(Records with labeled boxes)
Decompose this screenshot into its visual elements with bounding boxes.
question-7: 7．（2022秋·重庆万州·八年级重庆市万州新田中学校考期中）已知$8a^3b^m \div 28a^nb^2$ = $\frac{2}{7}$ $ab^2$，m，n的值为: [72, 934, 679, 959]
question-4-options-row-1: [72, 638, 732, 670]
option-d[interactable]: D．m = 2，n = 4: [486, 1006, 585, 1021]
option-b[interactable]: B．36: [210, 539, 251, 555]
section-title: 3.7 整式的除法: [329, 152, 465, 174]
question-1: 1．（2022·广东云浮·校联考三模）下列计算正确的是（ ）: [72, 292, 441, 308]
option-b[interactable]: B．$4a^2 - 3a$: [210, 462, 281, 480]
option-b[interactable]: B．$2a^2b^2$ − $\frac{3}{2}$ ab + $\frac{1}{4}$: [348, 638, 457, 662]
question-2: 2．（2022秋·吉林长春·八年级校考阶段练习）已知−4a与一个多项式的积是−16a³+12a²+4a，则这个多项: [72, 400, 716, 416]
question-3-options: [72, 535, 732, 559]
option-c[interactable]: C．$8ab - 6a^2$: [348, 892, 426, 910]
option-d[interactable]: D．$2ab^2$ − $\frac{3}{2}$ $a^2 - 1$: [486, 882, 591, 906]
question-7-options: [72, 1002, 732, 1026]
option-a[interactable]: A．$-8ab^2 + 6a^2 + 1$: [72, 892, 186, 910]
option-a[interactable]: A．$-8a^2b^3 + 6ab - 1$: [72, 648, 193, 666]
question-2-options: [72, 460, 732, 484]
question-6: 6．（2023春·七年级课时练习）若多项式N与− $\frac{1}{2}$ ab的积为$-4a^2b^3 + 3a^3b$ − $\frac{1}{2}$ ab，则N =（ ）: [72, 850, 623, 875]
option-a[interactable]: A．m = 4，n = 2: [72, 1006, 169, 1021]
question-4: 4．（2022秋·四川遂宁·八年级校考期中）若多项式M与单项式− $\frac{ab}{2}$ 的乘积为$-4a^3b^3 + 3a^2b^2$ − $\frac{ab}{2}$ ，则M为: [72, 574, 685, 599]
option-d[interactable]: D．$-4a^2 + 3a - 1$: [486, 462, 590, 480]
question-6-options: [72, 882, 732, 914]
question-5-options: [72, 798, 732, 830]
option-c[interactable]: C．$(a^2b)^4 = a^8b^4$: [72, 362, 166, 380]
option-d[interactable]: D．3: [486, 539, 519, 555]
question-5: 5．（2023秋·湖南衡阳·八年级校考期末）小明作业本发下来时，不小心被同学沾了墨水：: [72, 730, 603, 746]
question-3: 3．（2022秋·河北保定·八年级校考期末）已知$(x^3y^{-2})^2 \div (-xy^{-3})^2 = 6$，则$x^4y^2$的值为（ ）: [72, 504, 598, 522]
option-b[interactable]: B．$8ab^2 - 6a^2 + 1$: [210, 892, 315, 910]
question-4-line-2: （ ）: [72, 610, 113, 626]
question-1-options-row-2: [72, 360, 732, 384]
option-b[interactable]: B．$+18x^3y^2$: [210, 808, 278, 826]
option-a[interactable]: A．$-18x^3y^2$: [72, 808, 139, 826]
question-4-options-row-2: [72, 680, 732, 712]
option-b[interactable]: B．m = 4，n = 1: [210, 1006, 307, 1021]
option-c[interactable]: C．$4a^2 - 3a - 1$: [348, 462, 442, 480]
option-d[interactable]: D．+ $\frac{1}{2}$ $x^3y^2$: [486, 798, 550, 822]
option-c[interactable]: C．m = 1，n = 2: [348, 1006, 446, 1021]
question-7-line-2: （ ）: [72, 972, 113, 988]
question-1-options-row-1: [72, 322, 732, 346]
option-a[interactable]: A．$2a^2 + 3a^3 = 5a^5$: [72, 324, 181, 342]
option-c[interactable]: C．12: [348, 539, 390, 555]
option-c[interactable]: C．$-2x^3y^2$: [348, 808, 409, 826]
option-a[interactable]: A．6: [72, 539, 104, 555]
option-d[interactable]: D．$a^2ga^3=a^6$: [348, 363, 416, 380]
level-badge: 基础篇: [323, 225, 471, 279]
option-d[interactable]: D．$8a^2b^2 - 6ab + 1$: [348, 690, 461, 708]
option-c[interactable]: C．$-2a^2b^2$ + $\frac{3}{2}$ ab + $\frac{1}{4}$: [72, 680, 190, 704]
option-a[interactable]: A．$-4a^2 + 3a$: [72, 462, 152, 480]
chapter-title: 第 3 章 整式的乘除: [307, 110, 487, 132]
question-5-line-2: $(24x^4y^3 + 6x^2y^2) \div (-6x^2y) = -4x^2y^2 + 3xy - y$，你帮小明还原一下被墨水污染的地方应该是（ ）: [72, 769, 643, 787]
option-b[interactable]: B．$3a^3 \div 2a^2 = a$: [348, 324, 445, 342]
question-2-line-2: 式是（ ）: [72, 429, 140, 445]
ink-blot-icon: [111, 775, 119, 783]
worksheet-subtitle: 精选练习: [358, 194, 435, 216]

--- Problem to work on ---
Copy out every line above, word for word and in the same order.

--- Result below ---
Decompose this screenshot into its visual elements with bounding boxes.
question-7: 7．（2022秋·重庆万州·八年级重庆市万州新田中学校考期中）已知$8a^3b^m \div 28a^nb^2$ = $\frac{2}{7}$ $ab^2$，m，n的值为: [72, 934, 679, 959]
question-4-options-row-1: [72, 638, 732, 670]
option-d[interactable]: D．m = 2，n = 4: [486, 1006, 585, 1021]
option-b[interactable]: B．36: [210, 539, 251, 555]
section-title: 3.7 整式的除法: [329, 152, 465, 174]
question-1: 1．（2022·广东云浮·校联考三模）下列计算正确的是（ ）: [72, 292, 441, 308]
option-b[interactable]: B．$4a^2 - 3a$: [210, 462, 281, 480]
option-b[interactable]: B．$2a^2b^2$ − $\frac{3}{2}$ ab + $\frac{1}{4}$: [348, 638, 457, 662]
question-2: 2．（2022秋·吉林长春·八年级校考阶段练习）已知−4a与一个多项式的积是−16a³+12a²+4a，则这个多项: [72, 400, 716, 416]
question-3-options: [72, 535, 732, 559]
option-c[interactable]: C．$8ab - 6a^2$: [348, 892, 426, 910]
option-d[interactable]: D．$2ab^2$ − $\frac{3}{2}$ $a^2 - 1$: [486, 882, 591, 906]
question-7-options: [72, 1002, 732, 1026]
option-a[interactable]: A．$-8ab^2 + 6a^2 + 1$: [72, 892, 186, 910]
option-a[interactable]: A．$-8a^2b^3 + 6ab - 1$: [72, 648, 193, 666]
question-2-options: [72, 460, 732, 484]
question-6: 6．（2023春·七年级课时练习）若多项式N与− $\frac{1}{2}$ ab的积为$-4a^2b^3 + 3a^3b$ − $\frac{1}{2}$ ab，则N =（ ）: [72, 850, 623, 875]
option-a[interactable]: A．m = 4，n = 2: [72, 1006, 169, 1021]
question-4: 4．（2022秋·四川遂宁·八年级校考期中）若多项式M与单项式− $\frac{ab}{2}$ 的乘积为$-4a^3b^3 + 3a^2b^2$ − $\frac{ab}{2}$ ，则M为: [72, 574, 685, 599]
option-d[interactable]: D．$-4a^2 + 3a - 1$: [486, 462, 590, 480]
question-6-options: [72, 882, 732, 914]
question-5-options: [72, 798, 732, 830]
option-c[interactable]: C．$(a^2b)^4 = a^8b^4$: [72, 362, 166, 380]
option-d[interactable]: D．3: [486, 539, 519, 555]
question-5: 5．（2023秋·湖南衡阳·八年级校考期末）小明作业本发下来时，不小心被同学沾了墨水：: [72, 730, 603, 746]
question-3: 3．（2022秋·河北保定·八年级校考期末）已知$(x^3y^{-2})^2 \div (-xy^{-3})^2 = 6$，则$x^4y^2$的值为（ ）: [72, 504, 598, 522]
option-b[interactable]: B．$8ab^2 - 6a^2 + 1$: [210, 892, 315, 910]
question-4-line-2: （ ）: [72, 610, 113, 626]
question-1-options-row-2: [72, 360, 732, 384]
option-b[interactable]: B．$+18x^3y^2$: [210, 808, 278, 826]
option-a[interactable]: A．$-18x^3y^2$: [72, 808, 139, 826]
question-4-options-row-2: [72, 680, 732, 712]
option-b[interactable]: B．m = 4，n = 1: [210, 1006, 307, 1021]
option-c[interactable]: C．$4a^2 - 3a - 1$: [348, 462, 442, 480]
option-d[interactable]: D．+ $\frac{1}{2}$ $x^3y^2$: [486, 798, 550, 822]
option-c[interactable]: C．m = 1，n = 2: [348, 1006, 446, 1021]
question-7-line-2: （ ）: [72, 972, 113, 988]
question-1-options-row-1: [72, 322, 732, 346]
option-a[interactable]: A．$2a^2 + 3a^3 = 5a^5$: [72, 324, 181, 342]
option-c[interactable]: C．12: [348, 539, 390, 555]
option-c[interactable]: C．$-2x^3y^2$: [348, 808, 409, 826]
option-a[interactable]: A．6: [72, 539, 104, 555]
option-d[interactable]: D．$a^2ga^3=a^6$: [348, 363, 416, 380]
level-badge: 基础篇: [323, 225, 471, 279]
option-d[interactable]: D．$8a^2b^2 - 6ab + 1$: [348, 690, 461, 708]
option-c[interactable]: C．$-2a^2b^2$ + $\frac{3}{2}$ ab + $\frac{1}{4}$: [72, 680, 190, 704]
option-a[interactable]: A．$-4a^2 + 3a$: [72, 462, 152, 480]
chapter-title: 第 3 章 整式的乘除: [307, 110, 487, 132]
question-5-line-2: $(24x^4y^3 + 6x^2y^2) \div (-6x^2y) = -4x^2y^2 + 3xy - y$，你帮小明还原一下被墨水污染的地方应该是（ ）: [72, 769, 643, 787]
option-b[interactable]: B．$3a^3 \div 2a^2 = a$: [348, 324, 445, 342]
question-2-line-2: 式是（ ）: [72, 429, 140, 445]
ink-blot-icon: [111, 775, 119, 783]
worksheet-subtitle: 精选练习: [358, 194, 435, 216]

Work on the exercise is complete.